Start Provided material
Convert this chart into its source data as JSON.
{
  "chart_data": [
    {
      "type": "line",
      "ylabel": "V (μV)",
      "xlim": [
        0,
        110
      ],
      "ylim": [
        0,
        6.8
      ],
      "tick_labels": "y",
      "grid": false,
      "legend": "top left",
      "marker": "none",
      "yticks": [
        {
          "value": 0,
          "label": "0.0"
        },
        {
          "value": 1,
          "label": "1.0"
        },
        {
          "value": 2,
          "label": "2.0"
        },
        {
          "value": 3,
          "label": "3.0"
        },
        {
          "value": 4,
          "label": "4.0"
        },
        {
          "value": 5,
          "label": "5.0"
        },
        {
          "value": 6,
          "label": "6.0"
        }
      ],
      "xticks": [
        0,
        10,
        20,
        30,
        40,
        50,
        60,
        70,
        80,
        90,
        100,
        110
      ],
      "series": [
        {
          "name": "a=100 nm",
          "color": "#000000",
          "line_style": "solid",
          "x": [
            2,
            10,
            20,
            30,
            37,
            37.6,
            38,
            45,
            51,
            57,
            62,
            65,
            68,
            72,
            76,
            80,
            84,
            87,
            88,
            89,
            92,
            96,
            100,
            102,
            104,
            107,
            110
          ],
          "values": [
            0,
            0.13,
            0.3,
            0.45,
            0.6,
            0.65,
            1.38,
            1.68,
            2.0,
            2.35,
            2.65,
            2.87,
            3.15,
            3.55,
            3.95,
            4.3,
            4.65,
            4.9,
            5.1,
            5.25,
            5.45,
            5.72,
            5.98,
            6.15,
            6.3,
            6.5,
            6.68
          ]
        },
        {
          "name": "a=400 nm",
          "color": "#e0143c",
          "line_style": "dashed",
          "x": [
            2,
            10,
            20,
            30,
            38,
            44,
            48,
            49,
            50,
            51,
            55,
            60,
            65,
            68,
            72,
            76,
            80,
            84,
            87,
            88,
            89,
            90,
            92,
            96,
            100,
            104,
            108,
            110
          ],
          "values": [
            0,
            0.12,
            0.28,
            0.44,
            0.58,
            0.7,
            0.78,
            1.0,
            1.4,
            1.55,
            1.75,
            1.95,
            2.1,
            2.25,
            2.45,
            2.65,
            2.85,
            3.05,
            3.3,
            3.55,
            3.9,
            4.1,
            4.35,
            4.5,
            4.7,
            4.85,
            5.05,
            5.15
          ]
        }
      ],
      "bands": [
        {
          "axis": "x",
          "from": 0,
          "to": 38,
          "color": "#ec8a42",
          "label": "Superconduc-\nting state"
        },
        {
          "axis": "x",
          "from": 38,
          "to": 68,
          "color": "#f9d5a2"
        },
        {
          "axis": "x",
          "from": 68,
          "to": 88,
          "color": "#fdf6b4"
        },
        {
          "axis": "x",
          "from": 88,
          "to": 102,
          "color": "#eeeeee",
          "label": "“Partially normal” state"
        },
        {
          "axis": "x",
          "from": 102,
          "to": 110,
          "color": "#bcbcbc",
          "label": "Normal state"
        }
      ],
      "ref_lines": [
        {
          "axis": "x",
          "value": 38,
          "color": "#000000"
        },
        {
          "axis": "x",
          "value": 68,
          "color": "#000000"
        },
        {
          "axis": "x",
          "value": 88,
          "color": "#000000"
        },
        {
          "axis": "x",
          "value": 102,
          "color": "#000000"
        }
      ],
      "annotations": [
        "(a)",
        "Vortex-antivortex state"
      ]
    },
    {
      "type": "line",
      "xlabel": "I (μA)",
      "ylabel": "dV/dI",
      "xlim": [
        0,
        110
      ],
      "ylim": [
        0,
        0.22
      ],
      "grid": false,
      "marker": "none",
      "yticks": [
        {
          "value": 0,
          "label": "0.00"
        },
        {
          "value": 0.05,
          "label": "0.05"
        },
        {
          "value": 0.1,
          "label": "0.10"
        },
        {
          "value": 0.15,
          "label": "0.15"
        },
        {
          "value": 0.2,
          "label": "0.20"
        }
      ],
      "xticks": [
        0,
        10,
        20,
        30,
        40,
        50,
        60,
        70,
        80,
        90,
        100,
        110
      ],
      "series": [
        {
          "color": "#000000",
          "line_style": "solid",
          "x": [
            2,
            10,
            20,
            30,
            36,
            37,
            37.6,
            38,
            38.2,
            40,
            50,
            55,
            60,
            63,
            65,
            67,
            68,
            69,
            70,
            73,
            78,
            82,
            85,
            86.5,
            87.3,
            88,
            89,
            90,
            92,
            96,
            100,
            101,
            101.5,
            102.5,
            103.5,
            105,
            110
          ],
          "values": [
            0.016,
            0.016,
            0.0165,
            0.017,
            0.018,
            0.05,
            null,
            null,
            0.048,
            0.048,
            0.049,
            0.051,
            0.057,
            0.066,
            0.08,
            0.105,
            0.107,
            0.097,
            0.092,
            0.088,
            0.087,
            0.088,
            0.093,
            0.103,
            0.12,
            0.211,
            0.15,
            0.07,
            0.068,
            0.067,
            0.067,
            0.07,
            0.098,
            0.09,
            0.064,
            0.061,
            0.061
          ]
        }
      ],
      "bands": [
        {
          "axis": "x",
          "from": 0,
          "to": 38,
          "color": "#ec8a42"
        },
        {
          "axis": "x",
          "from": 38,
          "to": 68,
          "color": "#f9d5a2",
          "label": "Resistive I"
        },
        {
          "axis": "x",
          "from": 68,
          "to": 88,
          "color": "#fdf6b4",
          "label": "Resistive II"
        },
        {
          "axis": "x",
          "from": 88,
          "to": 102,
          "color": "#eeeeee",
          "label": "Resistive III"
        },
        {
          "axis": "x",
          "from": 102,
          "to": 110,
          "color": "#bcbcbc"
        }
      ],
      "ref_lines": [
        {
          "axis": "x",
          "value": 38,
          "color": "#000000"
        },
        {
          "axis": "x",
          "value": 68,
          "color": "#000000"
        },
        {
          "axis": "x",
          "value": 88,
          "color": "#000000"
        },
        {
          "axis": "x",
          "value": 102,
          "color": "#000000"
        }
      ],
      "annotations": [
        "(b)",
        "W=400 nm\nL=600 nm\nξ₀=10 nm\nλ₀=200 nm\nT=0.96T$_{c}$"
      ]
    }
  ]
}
End Provided material
> _Request_
All of the data above should be transcribed exactly.

> _Worked solution_
Convert this chart into its source data as JSON.
{
  "chart_data": [
    {
      "type": "line",
      "ylabel": "V (μV)",
      "xlim": [
        0,
        110
      ],
      "ylim": [
        0,
        6.8
      ],
      "tick_labels": "y",
      "grid": false,
      "legend": "top left",
      "marker": "none",
      "yticks": [
        {
          "value": 0,
          "label": "0.0"
        },
        {
          "value": 1,
          "label": "1.0"
        },
        {
          "value": 2,
          "label": "2.0"
        },
        {
          "value": 3,
          "label": "3.0"
        },
        {
          "value": 4,
          "label": "4.0"
        },
        {
          "value": 5,
          "label": "5.0"
        },
        {
          "value": 6,
          "label": "6.0"
        }
      ],
      "xticks": [
        0,
        10,
        20,
        30,
        40,
        50,
        60,
        70,
        80,
        90,
        100,
        110
      ],
      "series": [
        {
          "name": "a=100 nm",
          "color": "#000000",
          "line_style": "solid",
          "x": [
            2,
            10,
            20,
            30,
            37,
            37.6,
            38,
            45,
            51,
            57,
            62,
            65,
            68,
            72,
            76,
            80,
            84,
            87,
            88,
            89,
            92,
            96,
            100,
            102,
            104,
            107,
            110
          ],
          "values": [
            0,
            0.13,
            0.3,
            0.45,
            0.6,
            0.65,
            1.38,
            1.68,
            2.0,
            2.35,
            2.65,
            2.87,
            3.15,
            3.55,
            3.95,
            4.3,
            4.65,
            4.9,
            5.1,
            5.25,
            5.45,
            5.72,
            5.98,
            6.15,
            6.3,
            6.5,
            6.68
          ]
        },
        {
          "name": "a=400 nm",
          "color": "#e0143c",
          "line_style": "dashed",
          "x": [
            2,
            10,
            20,
            30,
            38,
            44,
            48,
            49,
            50,
            51,
            55,
            60,
            65,
            68,
            72,
            76,
            80,
            84,
            87,
            88,
            89,
            90,
            92,
            96,
            100,
            104,
            108,
            110
          ],
          "values": [
            0,
            0.12,
            0.28,
            0.44,
            0.58,
            0.7,
            0.78,
            1.0,
            1.4,
            1.55,
            1.75,
            1.95,
            2.1,
            2.25,
            2.45,
            2.65,
            2.85,
            3.05,
            3.3,
            3.55,
            3.9,
            4.1,
            4.35,
            4.5,
            4.7,
            4.85,
            5.05,
            5.15
          ]
        }
      ],
      "bands": [
        {
          "axis": "x",
          "from": 0,
          "to": 38,
          "color": "#ec8a42",
          "label": "Superconduc-\nting state"
        },
        {
          "axis": "x",
          "from": 38,
          "to": 68,
          "color": "#f9d5a2"
        },
        {
          "axis": "x",
          "from": 68,
          "to": 88,
          "color": "#fdf6b4"
        },
        {
          "axis": "x",
          "from": 88,
          "to": 102,
          "color": "#eeeeee",
          "label": "“Partially normal” state"
        },
        {
          "axis": "x",
          "from": 102,
          "to": 110,
          "color": "#bcbcbc",
          "label": "Normal state"
        }
      ],
      "ref_lines": [
        {
          "axis": "x",
          "value": 38,
          "color": "#000000"
        },
        {
          "axis": "x",
          "value": 68,
          "color": "#000000"
        },
        {
          "axis": "x",
          "value": 88,
          "color": "#000000"
        },
        {
          "axis": "x",
          "value": 102,
          "color": "#000000"
        }
      ],
      "annotations": [
        "(a)",
        "Vortex-antivortex state"
      ]
    },
    {
      "type": "line",
      "xlabel": "I (μA)",
      "ylabel": "dV/dI",
      "xlim": [
        0,
        110
      ],
      "ylim": [
        0,
        0.22
      ],
      "grid": false,
      "marker": "none",
      "yticks": [
        {
          "value": 0,
          "label": "0.00"
        },
        {
          "value": 0.05,
          "label": "0.05"
        },
        {
          "value": 0.1,
          "label": "0.10"
        },
        {
          "value": 0.15,
          "label": "0.15"
        },
        {
          "value": 0.2,
          "label": "0.20"
        }
      ],
      "xticks": [
        0,
        10,
        20,
        30,
        40,
        50,
        60,
        70,
        80,
        90,
        100,
        110
      ],
      "series": [
        {
          "color": "#000000",
          "line_style": "solid",
          "x": [
            2,
            10,
            20,
            30,
            36,
            37,
            37.6,
            38,
            38.2,
            40,
            50,
            55,
            60,
            63,
            65,
            67,
            68,
            69,
            70,
            73,
            78,
            82,
            85,
            86.5,
            87.3,
            88,
            89,
            90,
            92,
            96,
            100,
            101,
            101.5,
            102.5,
            103.5,
            105,
            110
          ],
          "values": [
            0.016,
            0.016,
            0.0165,
            0.017,
            0.018,
            0.05,
            null,
            null,
            0.048,
            0.048,
            0.049,
            0.051,
            0.057,
            0.066,
            0.08,
            0.105,
            0.107,
            0.097,
            0.092,
            0.088,
            0.087,
            0.088,
            0.093,
            0.103,
            0.12,
            0.211,
            0.15,
            0.07,
            0.068,
            0.067,
            0.067,
            0.07,
            0.098,
            0.09,
            0.064,
            0.061,
            0.061
          ]
        }
      ],
      "bands": [
        {
          "axis": "x",
          "from": 0,
          "to": 38,
          "color": "#ec8a42"
        },
        {
          "axis": "x",
          "from": 38,
          "to": 68,
          "color": "#f9d5a2",
          "label": "Resistive I"
        },
        {
          "axis": "x",
          "from": 68,
          "to": 88,
          "color": "#fdf6b4",
          "label": "Resistive II"
        },
        {
          "axis": "x",
          "from": 88,
          "to": 102,
          "color": "#eeeeee",
          "label": "Resistive III"
        },
        {
          "axis": "x",
          "from": 102,
          "to": 110,
          "color": "#bcbcbc"
        }
      ],
      "ref_lines": [
        {
          "axis": "x",
          "value": 38,
          "color": "#000000"
        },
        {
          "axis": "x",
          "value": 68,
          "color": "#000000"
        },
        {
          "axis": "x",
          "value": 88,
          "color": "#000000"
        },
        {
          "axis": "x",
          "value": 102,
          "color": "#000000"
        }
      ],
      "annotations": [
        "(b)",
        "W=400 nm\nL=600 nm\nξ₀=10 nm\nλ₀=200 nm\nT=0.96T$_{c}$"
      ]
    }
  ]
}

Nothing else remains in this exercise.